**EXERCISE DESCRIPTION:**
Please restate the following records word for word.

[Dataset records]
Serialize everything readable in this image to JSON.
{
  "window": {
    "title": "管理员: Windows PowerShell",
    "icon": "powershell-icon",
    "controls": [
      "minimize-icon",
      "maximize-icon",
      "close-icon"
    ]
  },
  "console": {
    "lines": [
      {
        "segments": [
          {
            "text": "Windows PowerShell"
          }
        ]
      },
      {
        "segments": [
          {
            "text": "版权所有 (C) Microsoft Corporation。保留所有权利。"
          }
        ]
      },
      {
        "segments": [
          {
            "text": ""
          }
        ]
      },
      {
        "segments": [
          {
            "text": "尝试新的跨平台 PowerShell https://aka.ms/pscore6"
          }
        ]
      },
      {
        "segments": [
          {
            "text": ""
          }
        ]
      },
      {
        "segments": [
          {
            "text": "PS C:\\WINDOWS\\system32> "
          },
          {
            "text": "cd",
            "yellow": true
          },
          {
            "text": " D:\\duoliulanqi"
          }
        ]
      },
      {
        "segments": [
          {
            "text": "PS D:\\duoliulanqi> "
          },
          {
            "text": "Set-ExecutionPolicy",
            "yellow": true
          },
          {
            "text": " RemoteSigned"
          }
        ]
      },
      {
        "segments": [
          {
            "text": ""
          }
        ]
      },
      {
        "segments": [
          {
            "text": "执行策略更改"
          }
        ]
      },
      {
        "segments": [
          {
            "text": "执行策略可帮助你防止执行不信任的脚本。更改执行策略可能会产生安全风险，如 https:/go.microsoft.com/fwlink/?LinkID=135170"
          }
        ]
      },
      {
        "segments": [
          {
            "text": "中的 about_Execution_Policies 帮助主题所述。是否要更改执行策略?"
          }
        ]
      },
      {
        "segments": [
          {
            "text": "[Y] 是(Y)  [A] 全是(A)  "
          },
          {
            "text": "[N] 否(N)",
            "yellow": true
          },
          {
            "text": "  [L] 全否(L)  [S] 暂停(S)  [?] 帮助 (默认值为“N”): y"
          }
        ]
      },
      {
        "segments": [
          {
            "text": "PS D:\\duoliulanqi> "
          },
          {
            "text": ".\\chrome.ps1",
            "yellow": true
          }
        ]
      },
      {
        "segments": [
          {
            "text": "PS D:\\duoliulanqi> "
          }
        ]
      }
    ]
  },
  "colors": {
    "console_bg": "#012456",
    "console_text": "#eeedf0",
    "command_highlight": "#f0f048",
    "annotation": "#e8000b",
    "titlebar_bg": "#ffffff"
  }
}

**THE OUTPUT:**
Serialize everything readable in this image to JSON.
{
  "window": {
    "title": "管理员: Windows PowerShell",
    "icon": "powershell-icon",
    "controls": [
      "minimize-icon",
      "maximize-icon",
      "close-icon"
    ]
  },
  "console": {
    "lines": [
      {
        "segments": [
          {
            "text": "Windows PowerShell"
          }
        ]
      },
      {
        "segments": [
          {
            "text": "版权所有 (C) Microsoft Corporation。保留所有权利。"
          }
        ]
      },
      {
        "segments": [
          {
            "text": ""
          }
        ]
      },
      {
        "segments": [
          {
            "text": "尝试新的跨平台 PowerShell https://aka.ms/pscore6"
          }
        ]
      },
      {
        "segments": [
          {
            "text": ""
          }
        ]
      },
      {
        "segments": [
          {
            "text": "PS C:\\WINDOWS\\system32> "
          },
          {
            "text": "cd",
            "yellow": true
          },
          {
            "text": " D:\\duoliulanqi"
          }
        ]
      },
      {
        "segments": [
          {
            "text": "PS D:\\duoliulanqi> "
          },
          {
            "text": "Set-ExecutionPolicy",
            "yellow": true
          },
          {
            "text": " RemoteSigned"
          }
        ]
      },
      {
        "segments": [
          {
            "text": ""
          }
        ]
      },
      {
        "segments": [
          {
            "text": "执行策略更改"
          }
        ]
      },
      {
        "segments": [
          {
            "text": "执行策略可帮助你防止执行不信任的脚本。更改执行策略可能会产生安全风险，如 https:/go.microsoft.com/fwlink/?LinkID=135170"
          }
        ]
      },
      {
        "segments": [
          {
            "text": "中的 about_Execution_Policies 帮助主题所述。是否要更改执行策略?"
          }
        ]
      },
      {
        "segments": [
          {
            "text": "[Y] 是(Y)  [A] 全是(A)  "
          },
          {
            "text": "[N] 否(N)",
            "yellow": true
          },
          {
            "text": "  [L] 全否(L)  [S] 暂停(S)  [?] 帮助 (默认值为“N”): y"
          }
        ]
      },
      {
        "segments": [
          {
            "text": "PS D:\\duoliulanqi> "
          },
          {
            "text": ".\\chrome.ps1",
            "yellow": true
          }
        ]
      },
      {
        "segments": [
          {
            "text": "PS D:\\duoliulanqi> "
          }
        ]
      }
    ]
  },
  "colors": {
    "console_bg": "#012456",
    "console_text": "#eeedf0",
    "command_highlight": "#f0f048",
    "annotation": "#e8000b",
    "titlebar_bg": "#ffffff"
  }
}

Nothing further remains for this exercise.